Collection entries
----------

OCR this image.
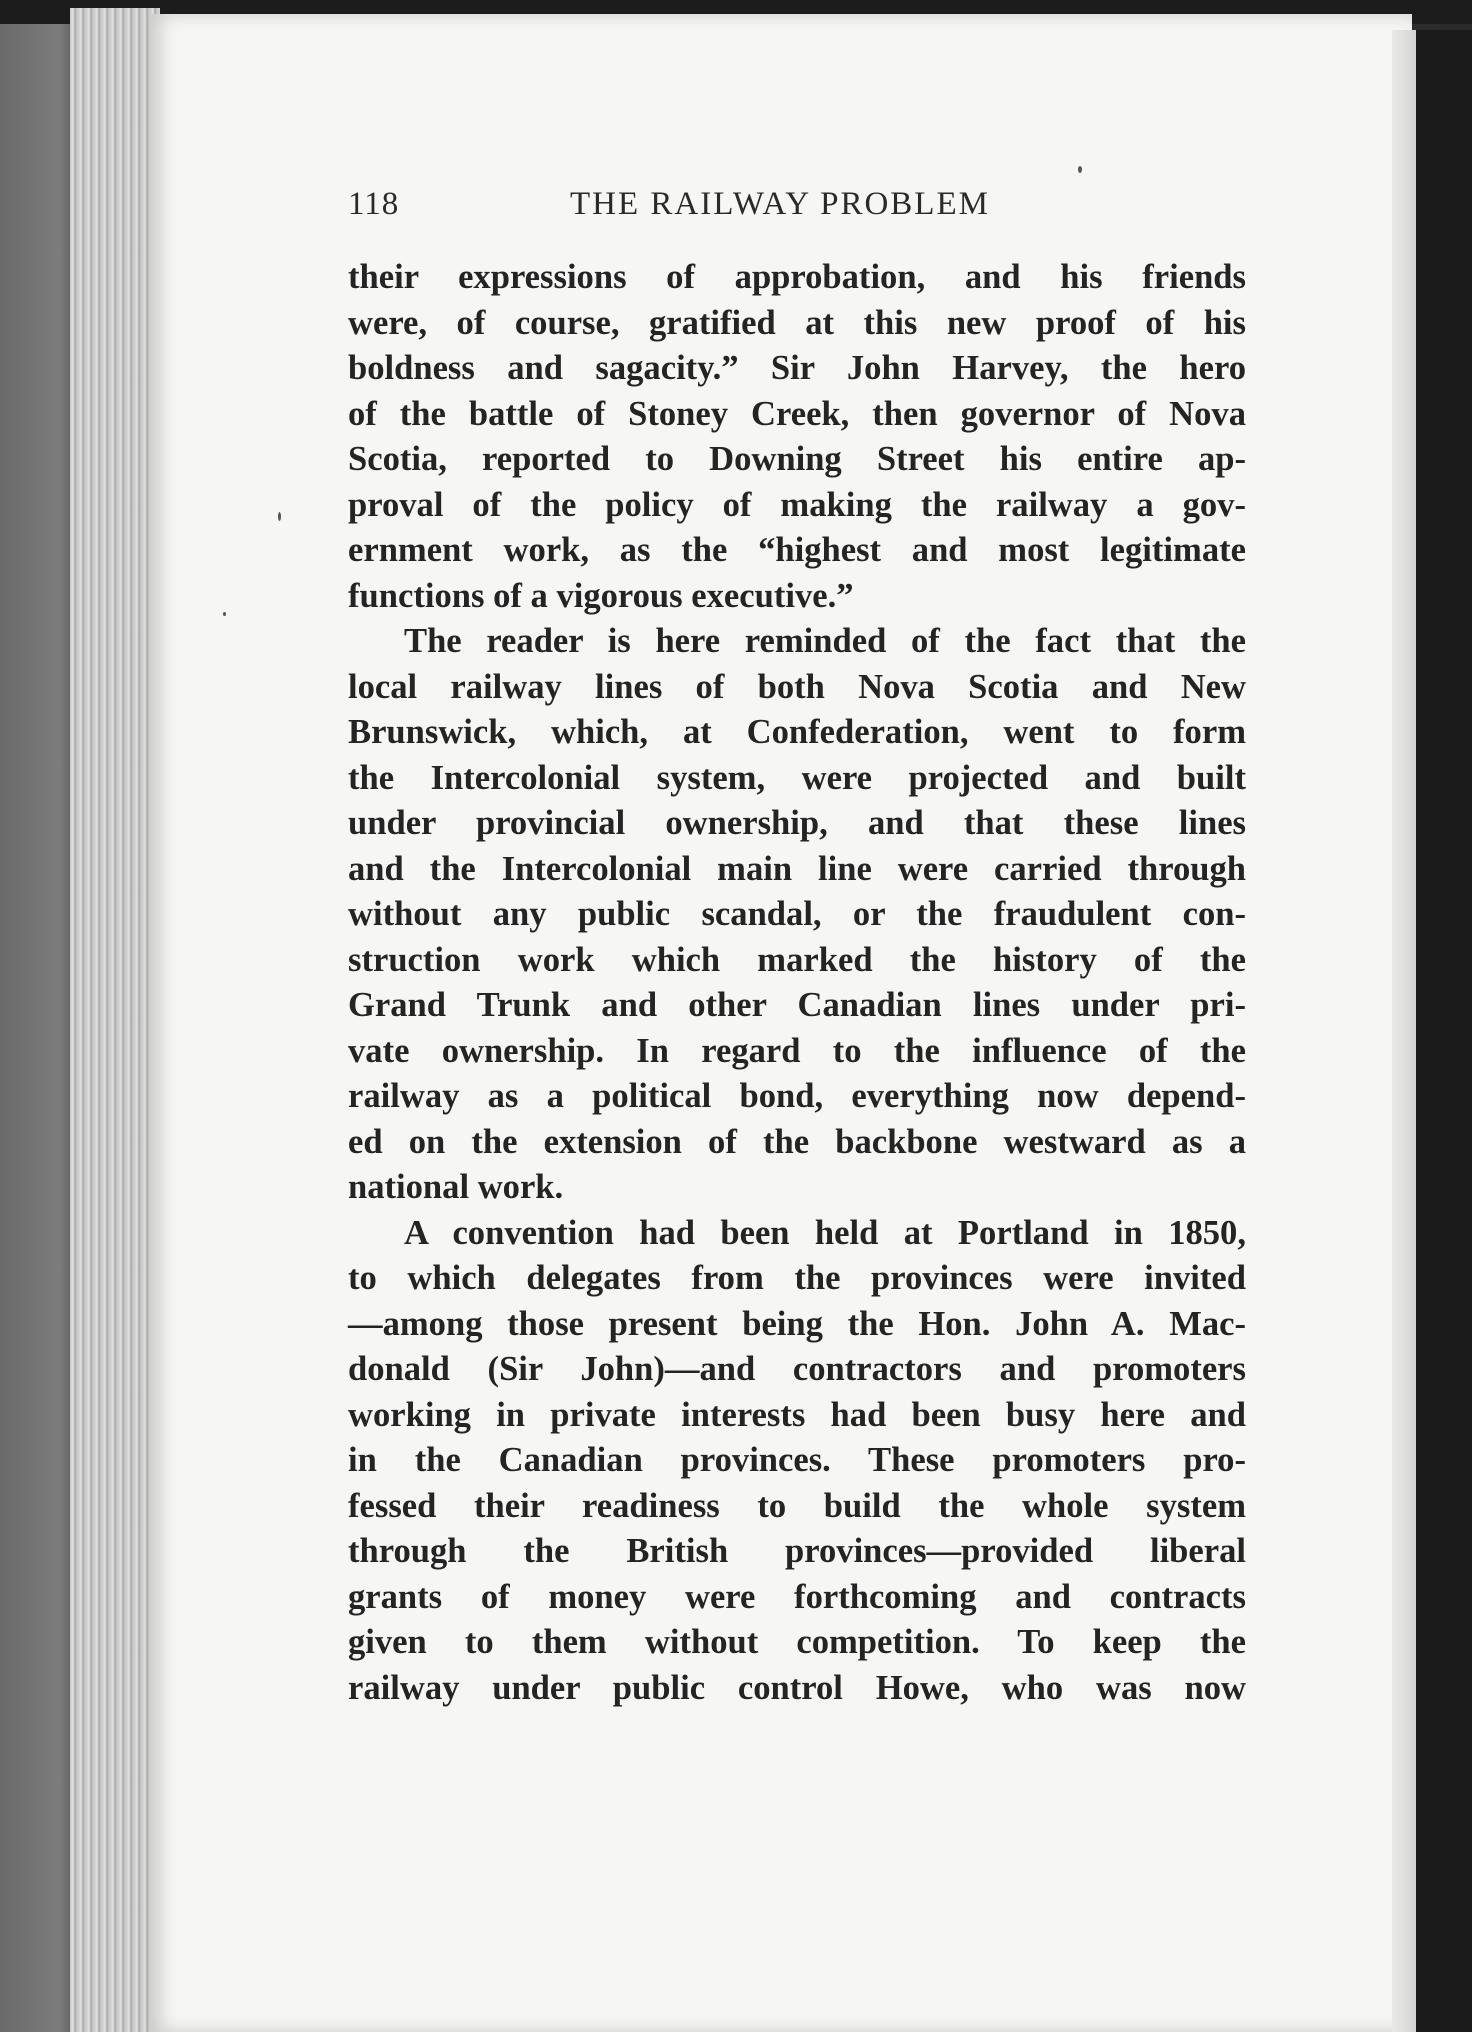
118	THE RAILWAY PROBLEM
their expressions of approbation, and his friends
were, of course, gratified at this new proof of his
boldness and sagacity.” Sir John Harvey, the hero
of the battle of Stoney Creek, then governor of Nova
Scotia, reported to Downing Street his entire ap-
proval of the policy of making the railway a gov-
ernment work, as the “highest and most legitimate
functions of a vigorous executive.”
The reader is here reminded of the fact that the
local railway lines of both Nova Scotia and New
Brunswick, which, at Confederation, went to form
the Intercolonial system, were projected and built
under provincial ownership, and that these lines
and the Intercolonial main line were carried through
without any public scandal, or the fraudulent con-
struction work which marked the history of the
Grand Trunk and other Canadian lines under pri-
vate ownership. In regard to the influence of the
railway as a political bond, everything now depend-
ed on the extension of the backbone westward as a
national work.
A convention had been held at Portland in 1850,
to which delegates from the provinces were invited
—among those present being the Hon. John A. Mac-
donald (Sir John)—and contractors and promoters
working in private interests had been busy here and
in the Canadian provinces. These promoters pro-
fessed their readiness to build the whole system
through the British provinces—provided liberal
grants of money were forthcoming and contracts
given to them without competition. To keep the
railway under public control Howe, who was now
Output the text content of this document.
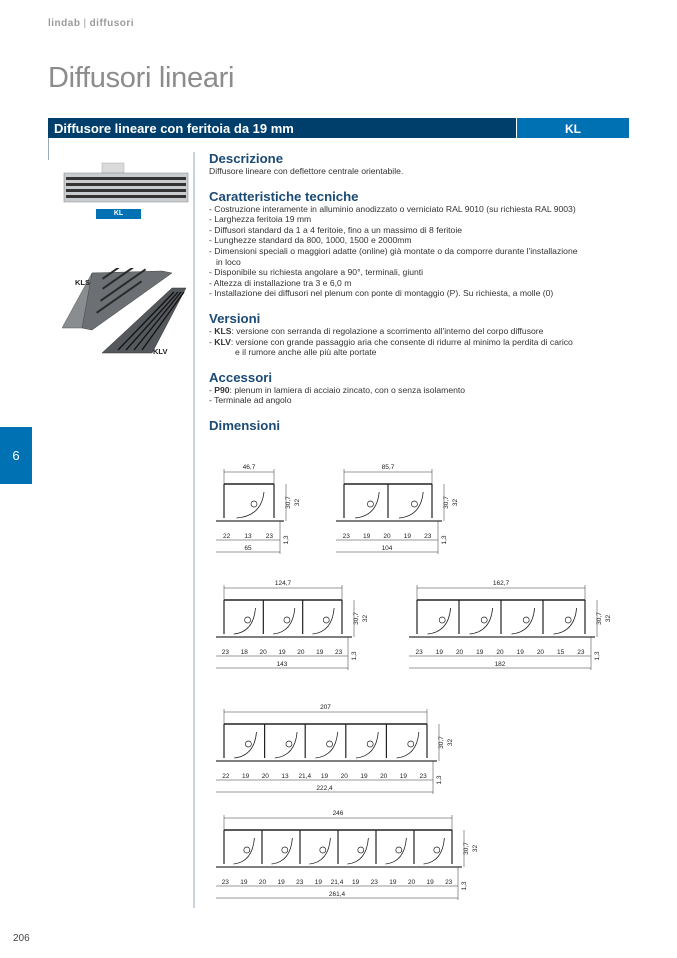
lindab | diffusori
Diffusori lineari
Diffusore lineare con feritoia da 19 mm	KL
KL
KLS
KLV
Descrizione

Diffusore lineare con deflettore centrale orientabile.

Caratteristiche tecniche

- Costruzione interamente in alluminio anodizzato o verniciato RAL 9010 (su richiesta RAL 9003)

- Larghezza feritoia 19 mm

- Diffusori standard da 1 a 4 feritoie, fino a un massimo di 8 feritoie

- Lunghezze standard da 800, 1000, 1500 e 2000mm

- Dimensioni speciali o maggiori adatte (online) già montate o da comporre durante l'installazione

in loco

- Disponibile su richiesta angolare a 90°, terminali, giunti

- Altezza di installazione tra 3 e 6,0 m

- Installazione dei diffusori nel plenum con ponte di montaggio (P). Su richiesta, a molle (0)

Versioni

- KLS: versione con serranda di regolazione a scorrimento all'interno del corpo diffusore

- KLV: versione con grande passaggio aria che consente di ridurre al minimo la perdita di carico

e il rumore anche alle più alte portate

Accessori

- P90: plenum in lamiera di acciaio zincato, con o senza isolamento

- Terminale ad angolo

Dimensioni
46,7
22 13 23
65
30,7 32
1,3
85,7
23 19 20 19 23
104
30,7 32
1,3
124,7
23 18 20 19 20 19 23
143
30,7 32
1,3
162,7
23 19 20 19 20 19 20 15 23
182
30,7 32
1,3
207
22 19 20 13 21,4 19 20 19 20 19 23
222,4
30,7 32
1,3
246
23 19 20 19 23 19 21,4 19 23 19 20 19 23
261,4
30,7 32
1,3
6
206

----------

[DO THIS]
Leave out all images, then reproduce the entries above exactly.

[SOLVED PROBLEM]
OCR this image.
118	THE RAILWAY PROBLEM
their expressions of approbation, and his friends
were, of course, gratified at this new proof of his
boldness and sagacity.” Sir John Harvey, the hero
of the battle of Stoney Creek, then governor of Nova
Scotia, reported to Downing Street his entire ap-
proval of the policy of making the railway a gov-
ernment work, as the “highest and most legitimate
functions of a vigorous executive.”
The reader is here reminded of the fact that the
local railway lines of both Nova Scotia and New
Brunswick, which, at Confederation, went to form
the Intercolonial system, were projected and built
under provincial ownership, and that these lines
and the Intercolonial main line were carried through
without any public scandal, or the fraudulent con-
struction work which marked the history of the
Grand Trunk and other Canadian lines under pri-
vate ownership. In regard to the influence of the
railway as a political bond, everything now depend-
ed on the extension of the backbone westward as a
national work.
A convention had been held at Portland in 1850,
to which delegates from the provinces were invited
—among those present being the Hon. John A. Mac-
donald (Sir John)—and contractors and promoters
working in private interests had been busy here and
in the Canadian provinces. These promoters pro-
fessed their readiness to build the whole system
through the British provinces—provided liberal
grants of money were forthcoming and contracts
given to them without competition. To keep the
railway under public control Howe, who was now
Output the text content of this document.
lindab | diffusori
Diffusori lineari
Diffusore lineare con feritoia da 19 mm	KL
KL
KLS
KLV
Descrizione

Diffusore lineare con deflettore centrale orientabile.

Caratteristiche tecniche

- Costruzione interamente in alluminio anodizzato o verniciato RAL 9010 (su richiesta RAL 9003)

- Larghezza feritoia 19 mm

- Diffusori standard da 1 a 4 feritoie, fino a un massimo di 8 feritoie

- Lunghezze standard da 800, 1000, 1500 e 2000mm

- Dimensioni speciali o maggiori adatte (online) già montate o da comporre durante l'installazione

in loco

- Disponibile su richiesta angolare a 90°, terminali, giunti

- Altezza di installazione tra 3 e 6,0 m

- Installazione dei diffusori nel plenum con ponte di montaggio (P). Su richiesta, a molle (0)

Versioni

- KLS: versione con serranda di regolazione a scorrimento all'interno del corpo diffusore

- KLV: versione con grande passaggio aria che consente di ridurre al minimo la perdita di carico

e il rumore anche alle più alte portate

Accessori

- P90: plenum in lamiera di acciaio zincato, con o senza isolamento

- Terminale ad angolo

Dimensioni
46,7
22 13 23
65
30,7 32
1,3
85,7
23 19 20 19 23
104
30,7 32
1,3
124,7
23 18 20 19 20 19 23
143
30,7 32
1,3
162,7
23 19 20 19 20 19 20 15 23
182
30,7 32
1,3
207
22 19 20 13 21,4 19 20 19 20 19 23
222,4
30,7 32
1,3
246
23 19 20 19 23 19 21,4 19 23 19 20 19 23
261,4
30,7 32
1,3
6
206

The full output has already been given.